Description of the task -
Go through the entries below and copy each line containing the word "this".

(Extracted data entries)

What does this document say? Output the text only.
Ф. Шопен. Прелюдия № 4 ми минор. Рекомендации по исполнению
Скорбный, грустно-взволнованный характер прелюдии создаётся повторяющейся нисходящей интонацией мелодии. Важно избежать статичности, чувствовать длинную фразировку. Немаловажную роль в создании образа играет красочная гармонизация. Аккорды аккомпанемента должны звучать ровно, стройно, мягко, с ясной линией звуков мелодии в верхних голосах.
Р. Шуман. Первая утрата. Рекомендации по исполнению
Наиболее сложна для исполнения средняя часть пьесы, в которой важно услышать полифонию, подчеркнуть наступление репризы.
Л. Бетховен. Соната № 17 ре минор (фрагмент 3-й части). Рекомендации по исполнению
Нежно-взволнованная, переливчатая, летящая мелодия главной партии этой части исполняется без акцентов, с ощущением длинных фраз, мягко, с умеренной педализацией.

...

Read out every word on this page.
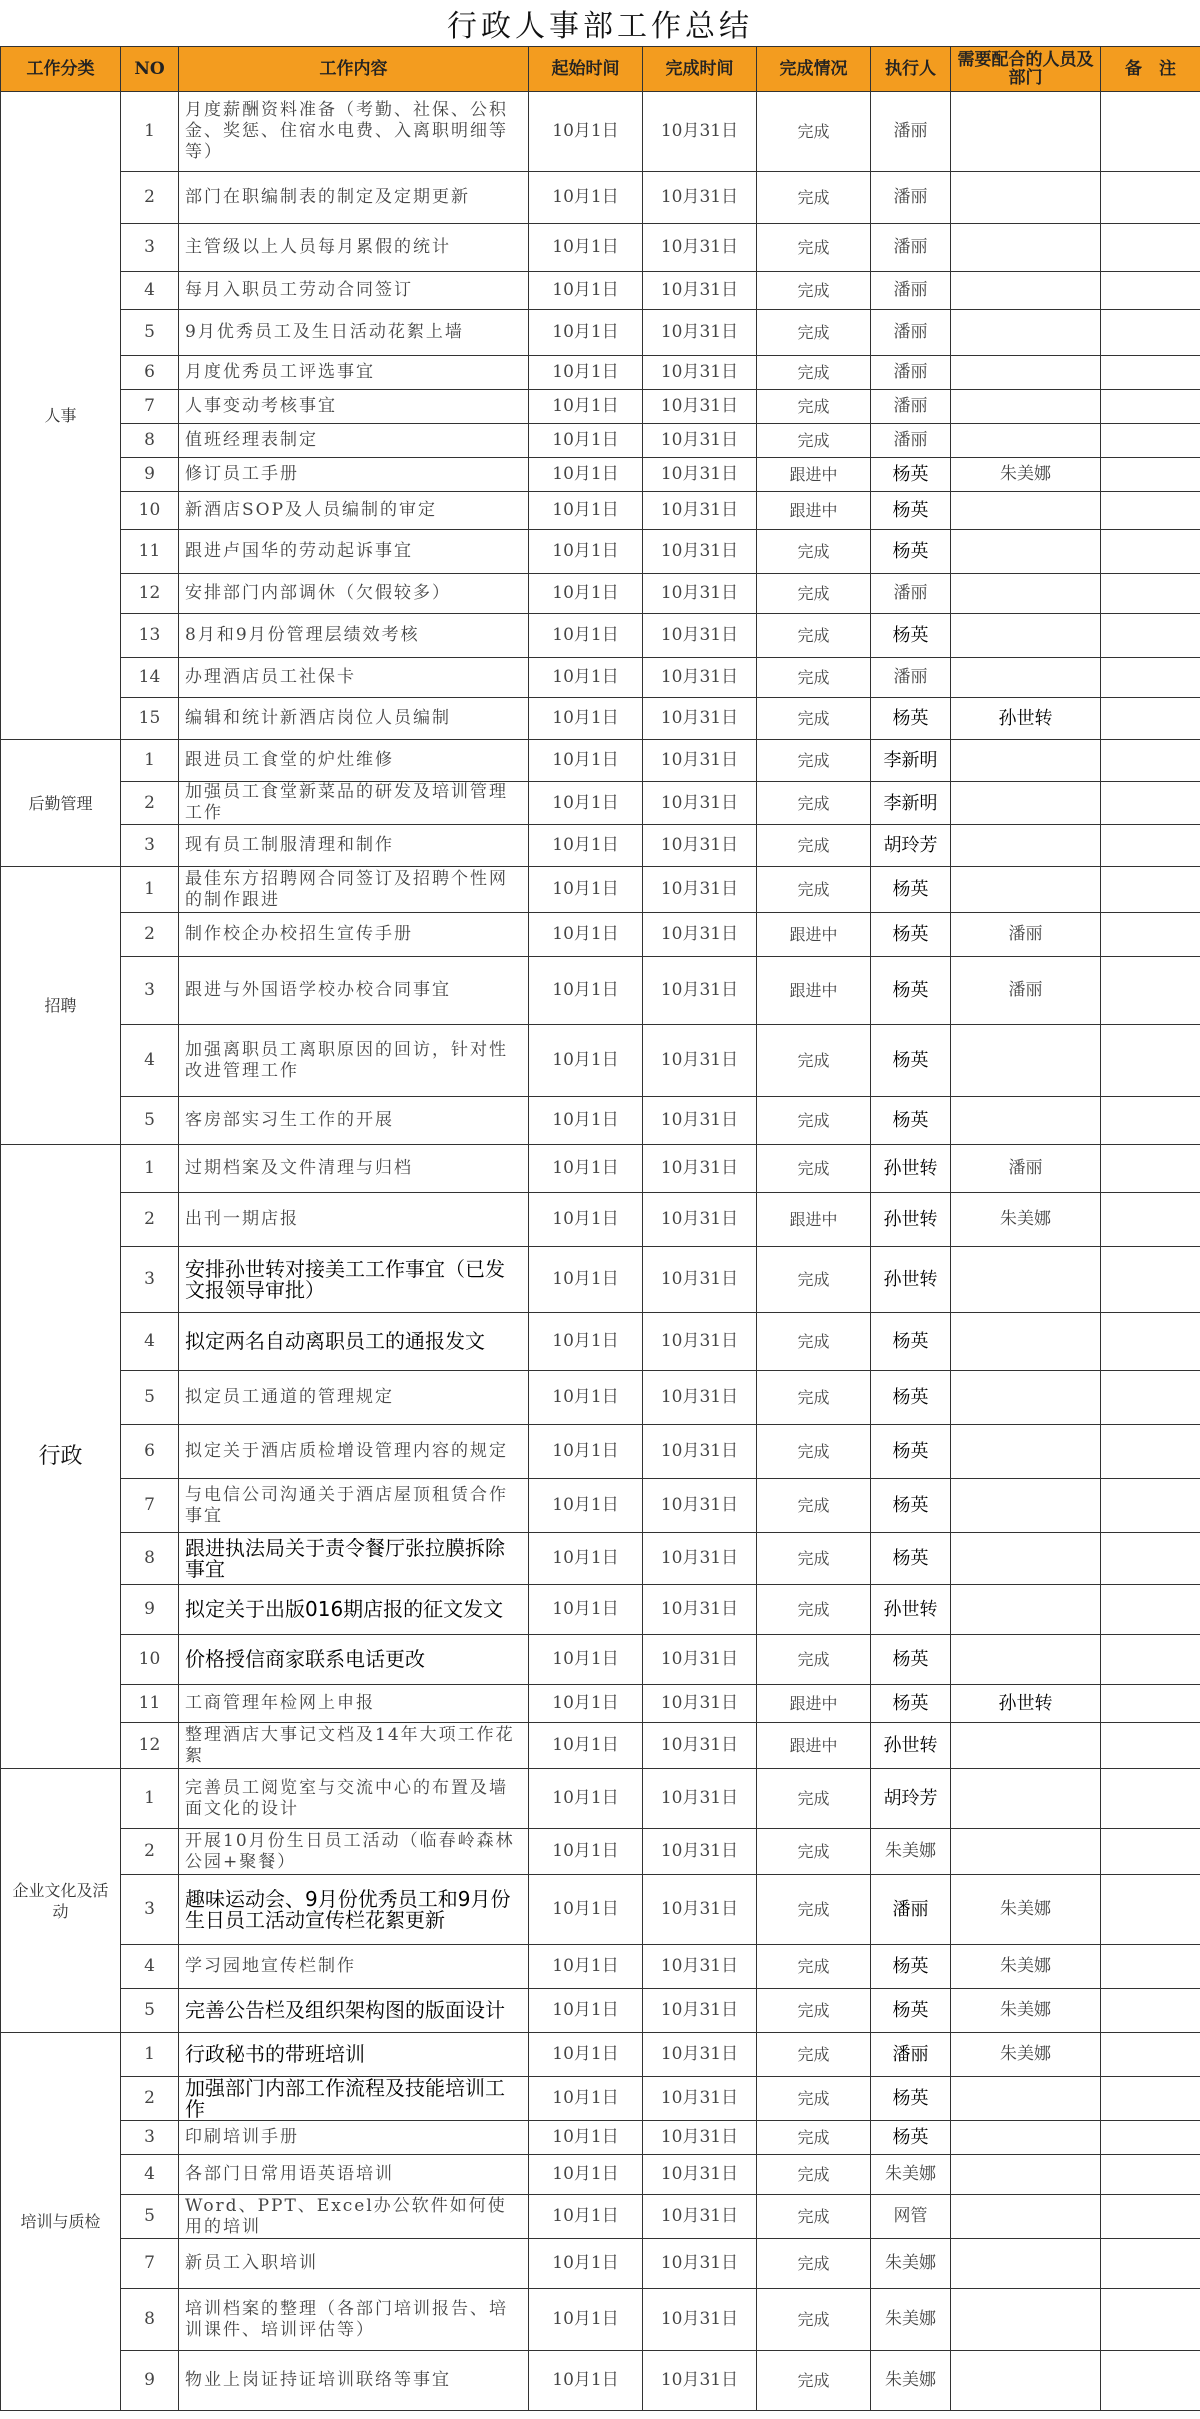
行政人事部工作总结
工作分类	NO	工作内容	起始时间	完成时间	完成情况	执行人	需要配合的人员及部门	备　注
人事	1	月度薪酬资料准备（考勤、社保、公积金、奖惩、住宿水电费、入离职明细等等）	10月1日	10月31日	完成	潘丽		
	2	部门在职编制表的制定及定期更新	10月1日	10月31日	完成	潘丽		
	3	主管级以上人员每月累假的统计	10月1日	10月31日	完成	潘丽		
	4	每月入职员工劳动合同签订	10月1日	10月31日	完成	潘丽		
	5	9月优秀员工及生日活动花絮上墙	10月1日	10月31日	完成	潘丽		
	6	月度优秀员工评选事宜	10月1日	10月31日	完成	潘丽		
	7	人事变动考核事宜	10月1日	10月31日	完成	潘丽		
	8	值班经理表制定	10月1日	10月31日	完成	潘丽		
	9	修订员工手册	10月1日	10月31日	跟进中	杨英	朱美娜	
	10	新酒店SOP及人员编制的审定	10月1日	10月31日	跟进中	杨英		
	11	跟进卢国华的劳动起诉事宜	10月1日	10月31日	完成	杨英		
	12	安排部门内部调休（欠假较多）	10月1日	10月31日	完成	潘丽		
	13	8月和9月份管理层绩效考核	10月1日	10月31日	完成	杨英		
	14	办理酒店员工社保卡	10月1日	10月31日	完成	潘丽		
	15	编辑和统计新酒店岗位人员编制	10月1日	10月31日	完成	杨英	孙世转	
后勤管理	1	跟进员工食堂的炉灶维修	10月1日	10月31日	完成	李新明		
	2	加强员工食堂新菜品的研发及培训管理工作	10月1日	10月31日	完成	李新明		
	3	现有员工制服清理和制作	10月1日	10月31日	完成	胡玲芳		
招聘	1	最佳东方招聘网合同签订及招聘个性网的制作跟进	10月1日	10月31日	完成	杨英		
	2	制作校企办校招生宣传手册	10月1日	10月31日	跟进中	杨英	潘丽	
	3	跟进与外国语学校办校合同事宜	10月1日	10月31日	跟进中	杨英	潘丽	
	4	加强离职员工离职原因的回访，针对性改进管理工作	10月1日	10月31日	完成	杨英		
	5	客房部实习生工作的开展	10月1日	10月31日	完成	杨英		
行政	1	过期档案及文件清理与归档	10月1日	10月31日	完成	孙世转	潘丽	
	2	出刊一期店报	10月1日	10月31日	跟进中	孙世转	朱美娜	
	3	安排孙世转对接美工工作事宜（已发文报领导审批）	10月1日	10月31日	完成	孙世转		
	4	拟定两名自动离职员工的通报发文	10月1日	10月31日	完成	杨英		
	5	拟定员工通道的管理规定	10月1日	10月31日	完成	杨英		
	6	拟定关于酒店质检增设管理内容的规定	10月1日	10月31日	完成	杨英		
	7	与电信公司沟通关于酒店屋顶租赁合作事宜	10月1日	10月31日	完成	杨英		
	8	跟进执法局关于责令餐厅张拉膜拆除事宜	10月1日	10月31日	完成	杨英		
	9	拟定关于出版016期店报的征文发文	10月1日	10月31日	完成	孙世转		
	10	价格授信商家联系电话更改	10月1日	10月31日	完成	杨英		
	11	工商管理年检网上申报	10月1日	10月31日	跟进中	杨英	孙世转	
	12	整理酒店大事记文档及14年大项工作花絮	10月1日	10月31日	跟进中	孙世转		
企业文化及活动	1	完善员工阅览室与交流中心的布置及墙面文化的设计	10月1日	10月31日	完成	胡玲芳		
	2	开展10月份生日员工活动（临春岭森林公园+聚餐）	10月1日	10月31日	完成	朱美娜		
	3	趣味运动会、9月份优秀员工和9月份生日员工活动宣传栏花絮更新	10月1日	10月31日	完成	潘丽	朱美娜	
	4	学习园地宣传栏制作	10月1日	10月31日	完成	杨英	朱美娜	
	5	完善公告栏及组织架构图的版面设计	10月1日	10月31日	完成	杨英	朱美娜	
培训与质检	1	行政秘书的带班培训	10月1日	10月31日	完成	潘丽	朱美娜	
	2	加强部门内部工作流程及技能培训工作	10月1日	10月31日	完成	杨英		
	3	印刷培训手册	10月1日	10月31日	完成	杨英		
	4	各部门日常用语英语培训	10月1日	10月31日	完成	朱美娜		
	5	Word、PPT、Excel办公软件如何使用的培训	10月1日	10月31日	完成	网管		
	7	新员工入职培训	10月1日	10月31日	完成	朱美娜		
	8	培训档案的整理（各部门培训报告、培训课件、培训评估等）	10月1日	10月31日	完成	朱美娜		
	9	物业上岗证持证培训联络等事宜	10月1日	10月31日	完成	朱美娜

Response to the task -
What does this document say? Output the text only.
Read out every word on this page.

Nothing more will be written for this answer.